** PROBLEM **
Determine which lines of the records include the word "value", and copy them.

** EXTRACTED ENTRIES **
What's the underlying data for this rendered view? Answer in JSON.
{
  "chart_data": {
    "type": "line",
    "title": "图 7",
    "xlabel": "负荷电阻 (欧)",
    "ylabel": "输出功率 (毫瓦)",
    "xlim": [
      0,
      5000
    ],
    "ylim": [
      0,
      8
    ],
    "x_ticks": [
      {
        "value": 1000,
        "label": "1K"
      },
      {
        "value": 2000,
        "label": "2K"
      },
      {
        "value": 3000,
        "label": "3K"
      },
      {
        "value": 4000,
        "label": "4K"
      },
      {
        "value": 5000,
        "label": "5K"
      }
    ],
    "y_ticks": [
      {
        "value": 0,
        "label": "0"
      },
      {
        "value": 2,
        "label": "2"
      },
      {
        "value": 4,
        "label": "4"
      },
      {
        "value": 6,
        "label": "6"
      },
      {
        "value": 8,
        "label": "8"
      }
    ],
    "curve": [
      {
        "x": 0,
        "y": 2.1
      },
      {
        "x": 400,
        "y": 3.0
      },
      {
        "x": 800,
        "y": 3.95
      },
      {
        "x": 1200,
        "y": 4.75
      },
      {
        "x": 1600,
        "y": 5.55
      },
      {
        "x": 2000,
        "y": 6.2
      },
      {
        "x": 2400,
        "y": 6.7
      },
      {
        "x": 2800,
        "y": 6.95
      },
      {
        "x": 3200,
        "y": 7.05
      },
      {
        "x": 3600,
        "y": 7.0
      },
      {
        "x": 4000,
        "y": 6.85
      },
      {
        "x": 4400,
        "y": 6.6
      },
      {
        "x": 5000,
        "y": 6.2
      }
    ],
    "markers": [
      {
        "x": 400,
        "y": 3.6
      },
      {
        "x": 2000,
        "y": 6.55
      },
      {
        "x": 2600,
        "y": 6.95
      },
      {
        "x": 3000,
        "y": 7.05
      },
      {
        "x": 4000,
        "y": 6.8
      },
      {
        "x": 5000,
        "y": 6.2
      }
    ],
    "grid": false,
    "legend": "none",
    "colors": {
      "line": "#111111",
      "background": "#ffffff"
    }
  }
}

** ANSWER **
        "value": 1000,
        "value": 2000,
        "value": 3000,
        "value": 4000,
        "value": 5000,
        "value": 0,
        "value": 2,
        "value": 4,
        "value": 6,
        "value": 8,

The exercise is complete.